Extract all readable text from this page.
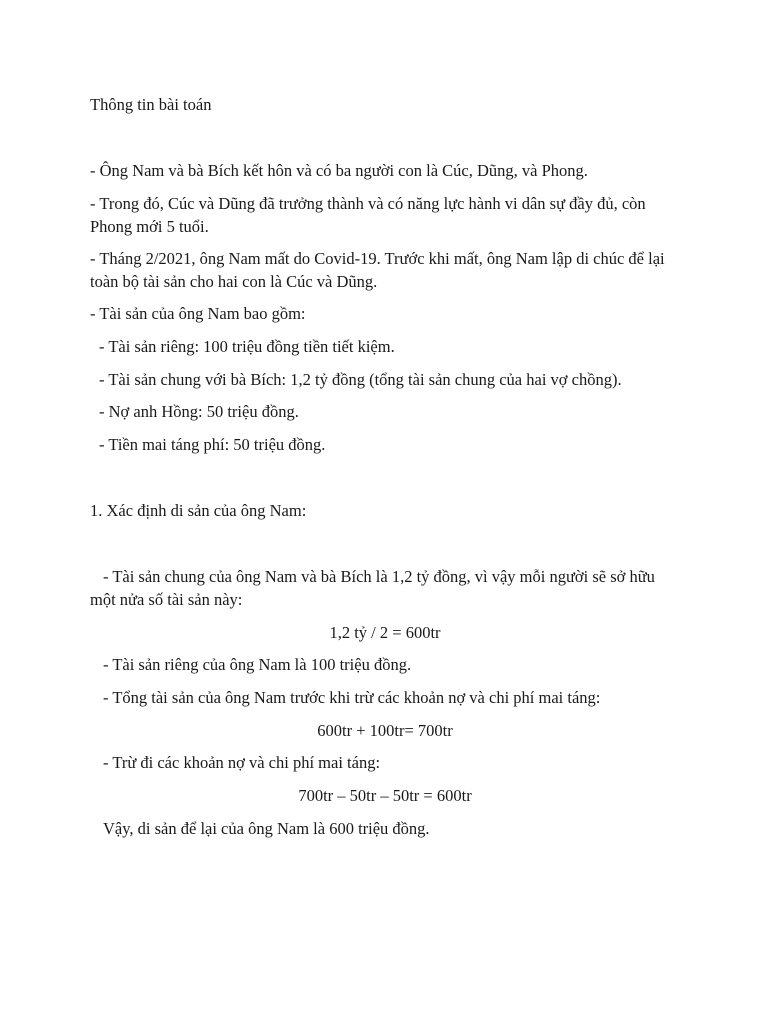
Thông tin bài toán
- Ông Nam và bà Bích kết hôn và có ba người con là Cúc, Dũng, và Phong.
- Trong đó, Cúc và Dũng đã trưởng thành và có năng lực hành vi dân sự đầy đủ, còn Phong mới 5 tuổi.
- Tháng 2/2021, ông Nam mất do Covid-19. Trước khi mất, ông Nam lập di chúc để lại toàn bộ tài sản cho hai con là Cúc và Dũng.
- Tài sản của ông Nam bao gồm:
- Tài sản riêng: 100 triệu đồng tiền tiết kiệm.
- Tài sản chung với bà Bích: 1,2 tỷ đồng (tổng tài sản chung của hai vợ chồng).
- Nợ anh Hồng: 50 triệu đồng.
- Tiền mai táng phí: 50 triệu đồng.
1. Xác định di sản của ông Nam:
- Tài sản chung của ông Nam và bà Bích là 1,2 tỷ đồng, vì vậy mỗi người sẽ sở hữu một nửa số tài sản này:
1,2 tỷ / 2 = 600tr
- Tài sản riêng của ông Nam là 100 triệu đồng.
- Tổng tài sản của ông Nam trước khi trừ các khoản nợ và chi phí mai táng:
600tr + 100tr= 700tr
- Trừ đi các khoản nợ và chi phí mai táng:
700tr – 50tr – 50tr = 600tr
Vậy, di sản để lại của ông Nam là 600 triệu đồng.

→ Set task
Copy each line holding the word "Dũng" from the listing above.

→ Answer to this problem
- Ông Nam và bà Bích kết hôn và có ba người con là Cúc, Dũng, và Phong.
- Trong đó, Cúc và Dũng đã trưởng thành và có năng lực hành vi dân sự đầy đủ, còn Phong mới 5 tuổi.
- Tháng 2/2021, ông Nam mất do Covid-19. Trước khi mất, ông Nam lập di chúc để lại toàn bộ tài sản cho hai con là Cúc và Dũng.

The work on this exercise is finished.